* START EXCERPTED DATA *
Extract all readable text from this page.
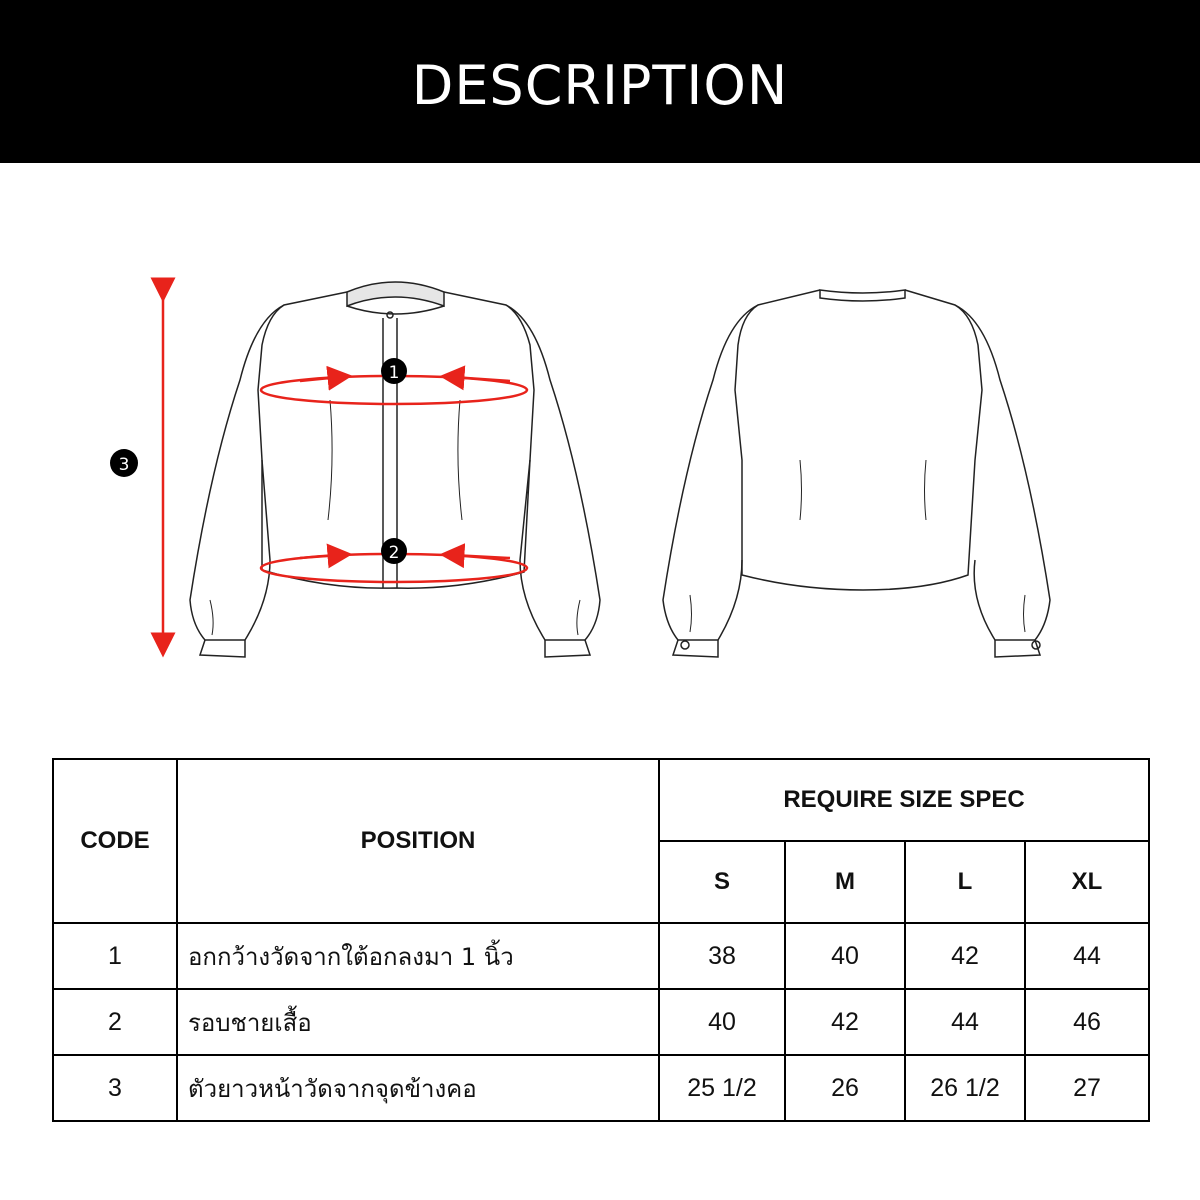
DESCRIPTION
1
2
3
CODE	POSITION	REQUIRE SIZE SPEC			
		S	M	L	XL
1	อกกว้างวัดจากใต้อกลงมา 1 นิ้ว	38	40	42	44
2	รอบชายเสื้อ	40	42	44	46
3	ตัวยาวหน้าวัดจากจุดข้างคอ	25 1/2	26	26 1/2	27
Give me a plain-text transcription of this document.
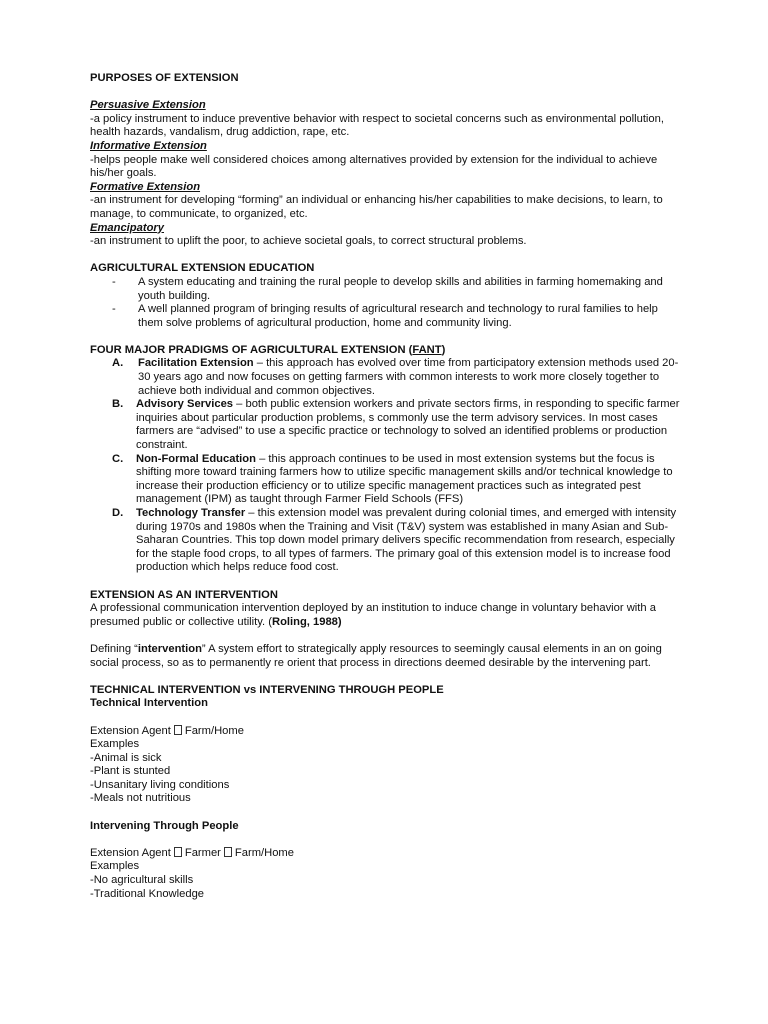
PURPOSES OF EXTENSION

Persuasive Extension

-a policy instrument to induce preventive behavior with respect to societal concerns such as environmental pollution, health hazards, vandalism, drug addiction, rape, etc.

Informative Extension

-helps people make well considered choices among alternatives provided by extension for the individual to achieve his/her goals.

Formative Extension

-an instrument for developing “forming” an individual or enhancing his/her capabilities to make decisions, to learn, to manage, to communicate, to organized, etc.

Emancipatory

-an instrument to uplift the poor, to achieve societal goals, to correct structural problems.

AGRICULTURAL EXTENSION EDUCATION

- A system educating and training the rural people to develop skills and abilities in farming homemaking and youth building.
- A well planned program of bringing results of agricultural research and technology to rural families to help them solve problems of agricultural production, home and community living.

FOUR MAJOR PRADIGMS OF AGRICULTURAL EXTENSION (FANT)

A. Facilitation Extension – this approach has evolved over time from participatory extension methods used 20-30 years ago and now focuses on getting farmers with common interests to work more closely together to achieve both individual and common objectives.
B. Advisory Services – both public extension workers and private sectors firms, in responding to specific farmer inquiries about particular production problems, s commonly use the term advisory services. In most cases farmers are “advised” to use a specific practice or technology to solved an identified problems or production constraint.
C. Non-Formal Education – this approach continues to be used in most extension systems but the focus is shifting more toward training farmers how to utilize specific management skills and/or technical knowledge to increase their production efficiency or to utilize specific management practices such as integrated pest management (IPM) as taught through Farmer Field Schools (FFS)
D. Technology Transfer – this extension model was prevalent during colonial times, and emerged with intensity during 1970s and 1980s when the Training and Visit (T&V) system was established in many Asian and Sub-Saharan Countries. This top down model primary delivers specific recommendation from research, especially for the staple food crops, to all types of farmers. The primary goal of this extension model is to increase food production which helps reduce food cost.

EXTENSION AS AN INTERVENTION

A professional communication intervention deployed by an institution to induce change in voluntary behavior with a presumed public or collective utility. (Roling, 1988)

Defining “intervention” A system effort to strategically apply resources to seemingly causal elements in an on going social process, so as to permanently re orient that process in directions deemed desirable by the intervening part.

TECHNICAL INTERVENTION vs INTERVENING THROUGH PEOPLE

Technical Intervention

Extension Agent Farm/Home

Examples

-Animal is sick

-Plant is stunted

-Unsanitary living conditions

-Meals not nutritious

Intervening Through People

Extension Agent Farmer Farm/Home

Examples

-No agricultural skills

-Traditional Knowledge
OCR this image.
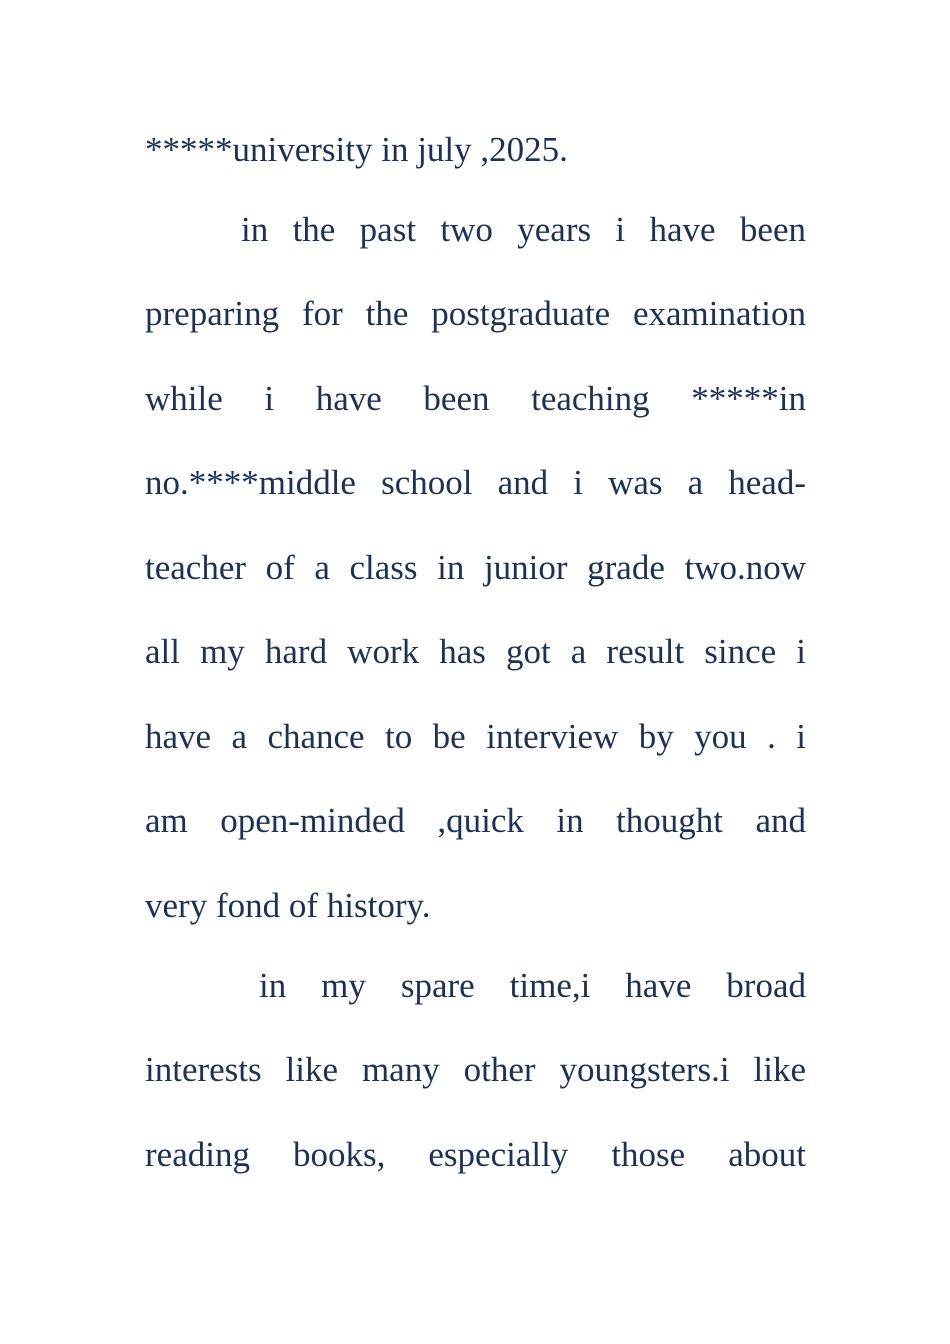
*****university in july ,2025.
in the past two years i have been
preparing for the postgraduate examination
while i have been teaching *****in
no.****middle school and i was a head-
teacher of a class in junior grade two.now
all my hard work has got a result since i
have a chance to be interview by you . i
am open-minded ,quick in thought and
very fond of history.
in my spare time,i have broad
interests like many other youngsters.i like
reading books, especially those about
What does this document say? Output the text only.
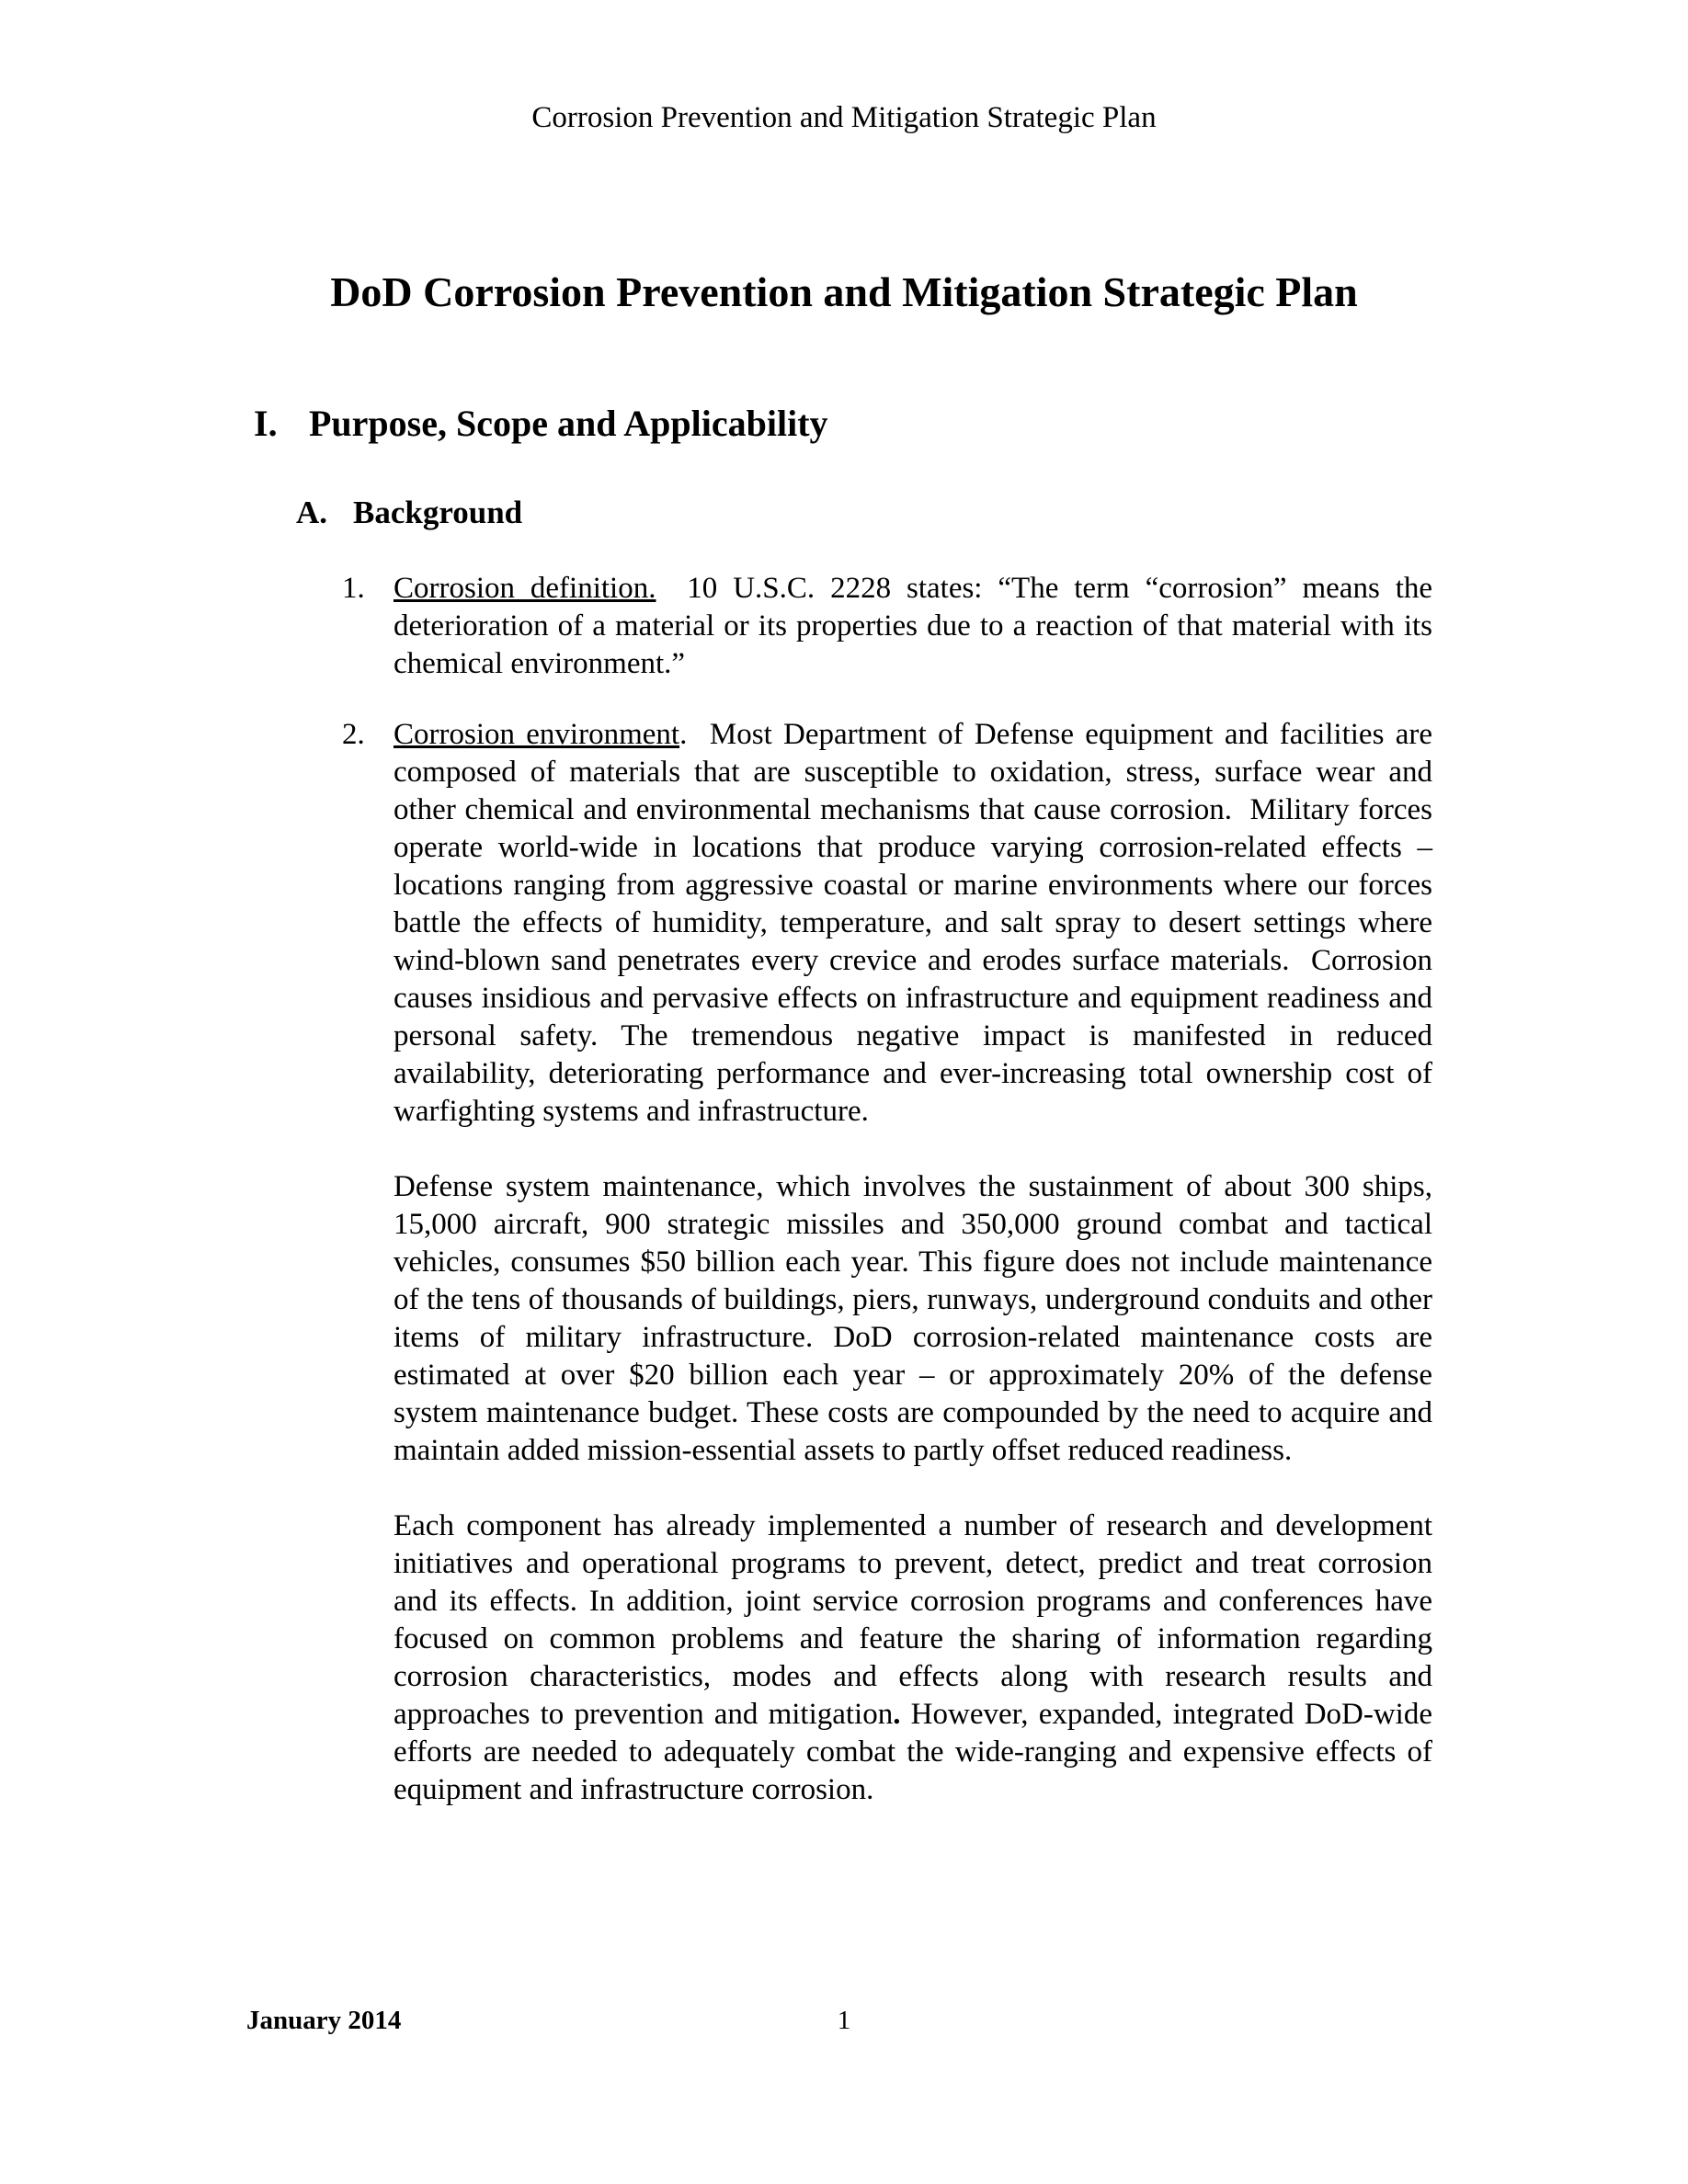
Corrosion Prevention and Mitigation Strategic Plan
DoD Corrosion Prevention and Mitigation Strategic Plan
I. Purpose, Scope and Applicability
A. Background
1. Corrosion definition.  10 U.S.C. 2228 states: “The term “corrosion” means the deterioration of a material or its properties due to a reaction of that material with its chemical environment.”

2. Corrosion environment.  Most Department of Defense equipment and facilities are composed of materials that are susceptible to oxidation, stress, surface wear and other chemical and environmental mechanisms that cause corrosion.  Military forces operate world-wide in locations that produce varying corrosion-related effects – locations ranging from aggressive coastal or marine environments where our forces battle the effects of humidity, temperature, and salt spray to desert settings where wind-blown sand penetrates every crevice and erodes surface materials.  Corrosion causes insidious and pervasive effects on infrastructure and equipment readiness and personal safety. The tremendous negative impact is manifested in reduced availability, deteriorating performance and ever-increasing total ownership cost of warfighting systems and infrastructure.

Defense system maintenance, which involves the sustainment of about 300 ships, 15,000 aircraft, 900 strategic missiles and 350,000 ground combat and tactical vehicles, consumes $50 billion each year. This figure does not include maintenance of the tens of thousands of buildings, piers, runways, underground conduits and other items of military infrastructure. DoD corrosion-related maintenance costs are estimated at over $20 billion each year – or approximately 20% of the defense system maintenance budget. These costs are compounded by the need to acquire and maintain added mission-essential assets to partly offset reduced readiness.

Each component has already implemented a number of research and development initiatives and operational programs to prevent, detect, predict and treat corrosion and its effects. In addition, joint service corrosion programs and conferences have focused on common problems and feature the sharing of information regarding corrosion characteristics, modes and effects along with research results and approaches to prevention and mitigation. However, expanded, integrated DoD-wide efforts are needed to adequately combat the wide-ranging and expensive effects of equipment and infrastructure corrosion.

January 2014	1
* END EXCERPTED DATA *
Extract lines where the string "Agent" occurs.

◆ RESPONSE FOR THIS EXERCISE:
Extension Agent Farm/Home
Extension Agent Farmer Farm/Home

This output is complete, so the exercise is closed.